# Page excerpt:
Q&A: How DMARC standard thwarts phishing scams

By Byron V. Acohido

SEATTLE — One year ago, a group of organizations introduced a technical standard called DMARC, an acronym for Domain-based Message Authentication, Reporting & Conformance. DMARC standardizes how major online companies, like Facebook and Netflix, prove the authenticity of legitimate e-mail sent to customers. Major Internet Service Providers Comcast and China’s NetEase, as well as the major providers of free web mail – Microsoft, Google, Yahoo and AOL – all support DMARC.

But the IRS does not, which is one reason tax-related phishing attacks using faked IRS e-mail continues to flourish, as CyberTruth revealed in this coverage.

Any phisher who tries to send a bogus Facebook or Netflix e-mail that uses the free e-mail services or ISPs supporting DMARC gets blocked. After only a year in business, DMARC is helping to protect about 60% of e-mail. Patrick Peterson, CEO of e-mail security company Agari, was a key contributor to designing the new standard. CyberTruth asked Peterson to drill a bit deeper.

LW: How should the layperson think about DMARC?


Peterson: Recent surveys have shown 60% of US consumers have a declining level of trust in e-mail. Sadly, this is because rampant spam and phishing. DMARC ensures all of us can trust the message coming from our bank, government, or e-commerce store. It takes the email channel away from criminals sending those nasty, fraudulent messages we see every day.

LW: So DMARC will actually impact all e-mail users?

# Data extract:
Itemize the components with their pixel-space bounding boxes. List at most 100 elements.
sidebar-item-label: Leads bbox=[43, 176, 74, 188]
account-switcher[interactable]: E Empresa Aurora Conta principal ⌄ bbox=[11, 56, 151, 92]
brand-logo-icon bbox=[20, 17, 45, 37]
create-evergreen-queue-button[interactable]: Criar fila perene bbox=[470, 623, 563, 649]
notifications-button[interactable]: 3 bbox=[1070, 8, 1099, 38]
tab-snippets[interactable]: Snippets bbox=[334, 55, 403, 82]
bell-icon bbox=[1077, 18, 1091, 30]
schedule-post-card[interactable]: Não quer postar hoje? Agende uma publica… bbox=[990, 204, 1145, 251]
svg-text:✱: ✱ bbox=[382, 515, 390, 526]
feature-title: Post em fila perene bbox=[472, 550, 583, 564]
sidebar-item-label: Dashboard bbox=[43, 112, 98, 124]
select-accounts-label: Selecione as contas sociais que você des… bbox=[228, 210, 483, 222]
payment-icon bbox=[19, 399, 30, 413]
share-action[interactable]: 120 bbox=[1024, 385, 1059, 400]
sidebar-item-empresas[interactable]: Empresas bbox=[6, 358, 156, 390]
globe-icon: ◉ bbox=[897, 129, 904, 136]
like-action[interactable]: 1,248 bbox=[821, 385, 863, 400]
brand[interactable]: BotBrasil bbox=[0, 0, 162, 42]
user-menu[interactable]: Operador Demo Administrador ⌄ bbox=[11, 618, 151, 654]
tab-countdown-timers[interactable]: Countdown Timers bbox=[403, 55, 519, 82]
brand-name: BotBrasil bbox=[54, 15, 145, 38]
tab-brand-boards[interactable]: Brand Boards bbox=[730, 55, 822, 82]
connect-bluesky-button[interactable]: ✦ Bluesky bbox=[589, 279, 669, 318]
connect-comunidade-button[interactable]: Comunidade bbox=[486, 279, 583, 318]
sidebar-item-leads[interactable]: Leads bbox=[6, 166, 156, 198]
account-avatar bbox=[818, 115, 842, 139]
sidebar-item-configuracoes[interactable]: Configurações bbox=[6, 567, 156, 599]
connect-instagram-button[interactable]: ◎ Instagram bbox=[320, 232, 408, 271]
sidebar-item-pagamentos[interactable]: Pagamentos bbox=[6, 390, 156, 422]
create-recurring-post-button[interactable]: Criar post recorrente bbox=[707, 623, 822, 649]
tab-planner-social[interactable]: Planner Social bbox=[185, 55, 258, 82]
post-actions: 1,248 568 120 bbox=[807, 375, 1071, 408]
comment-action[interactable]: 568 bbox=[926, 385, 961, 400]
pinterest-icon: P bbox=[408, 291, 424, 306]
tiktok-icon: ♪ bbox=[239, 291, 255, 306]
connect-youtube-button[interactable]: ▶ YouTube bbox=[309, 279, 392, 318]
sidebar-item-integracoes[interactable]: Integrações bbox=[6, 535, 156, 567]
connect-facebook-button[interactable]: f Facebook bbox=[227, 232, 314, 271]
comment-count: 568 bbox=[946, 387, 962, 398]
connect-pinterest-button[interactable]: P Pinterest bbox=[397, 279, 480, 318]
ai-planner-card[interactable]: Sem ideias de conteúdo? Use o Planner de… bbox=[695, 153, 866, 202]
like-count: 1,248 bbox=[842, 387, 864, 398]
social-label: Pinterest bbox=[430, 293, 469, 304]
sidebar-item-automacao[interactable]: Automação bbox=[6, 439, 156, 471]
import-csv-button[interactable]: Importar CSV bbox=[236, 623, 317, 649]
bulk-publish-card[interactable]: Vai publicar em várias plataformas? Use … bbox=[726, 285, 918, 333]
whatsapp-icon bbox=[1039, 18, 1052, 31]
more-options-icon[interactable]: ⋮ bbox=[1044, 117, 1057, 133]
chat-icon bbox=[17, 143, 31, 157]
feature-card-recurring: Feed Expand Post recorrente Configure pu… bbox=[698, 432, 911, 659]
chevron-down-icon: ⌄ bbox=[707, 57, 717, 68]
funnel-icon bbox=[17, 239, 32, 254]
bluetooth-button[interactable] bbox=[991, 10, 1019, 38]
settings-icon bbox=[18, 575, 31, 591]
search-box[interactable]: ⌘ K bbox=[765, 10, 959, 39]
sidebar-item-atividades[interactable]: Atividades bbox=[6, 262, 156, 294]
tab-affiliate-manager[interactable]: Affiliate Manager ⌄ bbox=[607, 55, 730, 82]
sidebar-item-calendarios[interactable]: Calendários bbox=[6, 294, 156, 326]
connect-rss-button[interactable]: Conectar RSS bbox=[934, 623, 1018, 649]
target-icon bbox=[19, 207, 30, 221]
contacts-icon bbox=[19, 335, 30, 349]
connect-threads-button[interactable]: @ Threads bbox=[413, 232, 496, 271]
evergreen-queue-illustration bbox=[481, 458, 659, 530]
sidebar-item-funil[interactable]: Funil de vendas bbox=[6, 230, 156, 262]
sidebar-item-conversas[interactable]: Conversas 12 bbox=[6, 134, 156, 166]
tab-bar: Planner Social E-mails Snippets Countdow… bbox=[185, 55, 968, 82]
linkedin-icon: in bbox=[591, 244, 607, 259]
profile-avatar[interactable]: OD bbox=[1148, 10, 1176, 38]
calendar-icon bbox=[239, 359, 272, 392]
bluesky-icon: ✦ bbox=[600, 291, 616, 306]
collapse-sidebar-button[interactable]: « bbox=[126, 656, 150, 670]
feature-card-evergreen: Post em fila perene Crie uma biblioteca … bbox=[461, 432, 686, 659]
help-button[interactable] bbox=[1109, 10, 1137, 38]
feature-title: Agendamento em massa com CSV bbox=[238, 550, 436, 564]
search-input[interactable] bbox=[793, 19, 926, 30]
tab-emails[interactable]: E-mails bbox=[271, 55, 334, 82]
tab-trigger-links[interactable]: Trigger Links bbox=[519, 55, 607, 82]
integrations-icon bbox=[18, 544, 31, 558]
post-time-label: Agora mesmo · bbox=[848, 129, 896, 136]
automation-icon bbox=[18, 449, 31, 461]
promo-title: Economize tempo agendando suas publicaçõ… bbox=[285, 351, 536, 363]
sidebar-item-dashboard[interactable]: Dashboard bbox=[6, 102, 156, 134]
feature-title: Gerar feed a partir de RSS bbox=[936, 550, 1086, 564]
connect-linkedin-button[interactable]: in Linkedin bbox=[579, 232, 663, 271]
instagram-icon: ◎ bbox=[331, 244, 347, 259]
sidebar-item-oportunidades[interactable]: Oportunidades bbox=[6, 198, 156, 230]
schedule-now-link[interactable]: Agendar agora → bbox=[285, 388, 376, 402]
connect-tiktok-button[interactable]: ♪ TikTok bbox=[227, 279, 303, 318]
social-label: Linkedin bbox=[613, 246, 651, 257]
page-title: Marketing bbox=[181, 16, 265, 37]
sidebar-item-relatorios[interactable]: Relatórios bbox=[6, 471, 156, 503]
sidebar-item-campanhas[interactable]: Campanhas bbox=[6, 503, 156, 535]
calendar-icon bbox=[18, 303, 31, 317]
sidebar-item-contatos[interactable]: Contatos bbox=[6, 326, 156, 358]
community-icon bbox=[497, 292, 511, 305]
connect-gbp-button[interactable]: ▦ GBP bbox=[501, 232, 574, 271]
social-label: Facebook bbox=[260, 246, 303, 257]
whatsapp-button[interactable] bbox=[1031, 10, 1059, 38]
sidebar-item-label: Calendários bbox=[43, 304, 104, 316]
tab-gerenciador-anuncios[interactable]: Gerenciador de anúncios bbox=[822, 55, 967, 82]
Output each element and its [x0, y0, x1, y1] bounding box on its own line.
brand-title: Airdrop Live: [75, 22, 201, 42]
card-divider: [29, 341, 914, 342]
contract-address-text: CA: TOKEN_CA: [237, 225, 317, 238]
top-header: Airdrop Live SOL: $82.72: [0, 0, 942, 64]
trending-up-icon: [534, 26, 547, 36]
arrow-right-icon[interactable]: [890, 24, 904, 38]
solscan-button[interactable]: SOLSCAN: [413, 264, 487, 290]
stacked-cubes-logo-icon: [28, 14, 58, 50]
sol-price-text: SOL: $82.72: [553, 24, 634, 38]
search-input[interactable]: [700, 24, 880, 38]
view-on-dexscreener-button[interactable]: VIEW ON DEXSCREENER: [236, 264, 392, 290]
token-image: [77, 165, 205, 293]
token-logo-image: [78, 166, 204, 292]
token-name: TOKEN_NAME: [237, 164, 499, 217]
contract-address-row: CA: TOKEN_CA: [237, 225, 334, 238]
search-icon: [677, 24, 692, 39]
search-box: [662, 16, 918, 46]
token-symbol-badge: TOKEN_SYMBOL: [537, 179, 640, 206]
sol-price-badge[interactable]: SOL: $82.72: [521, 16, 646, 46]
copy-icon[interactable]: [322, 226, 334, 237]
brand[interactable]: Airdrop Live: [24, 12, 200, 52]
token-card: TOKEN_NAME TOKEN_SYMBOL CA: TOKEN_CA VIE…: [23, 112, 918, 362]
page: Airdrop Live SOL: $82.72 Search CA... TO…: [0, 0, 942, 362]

# Aim of the task:
Answer these questions about the DMARC Q&A:
1. What does the acronym DMARC stand for?
2. About what share of e-mail is DMARC helping to protect after its first year?
3. Who is the CEO of Agari?

# Result for this exercise:
1. Domain-based Message Authentication, Reporting & Conformance
2. About 60%
3. Patrick Peterson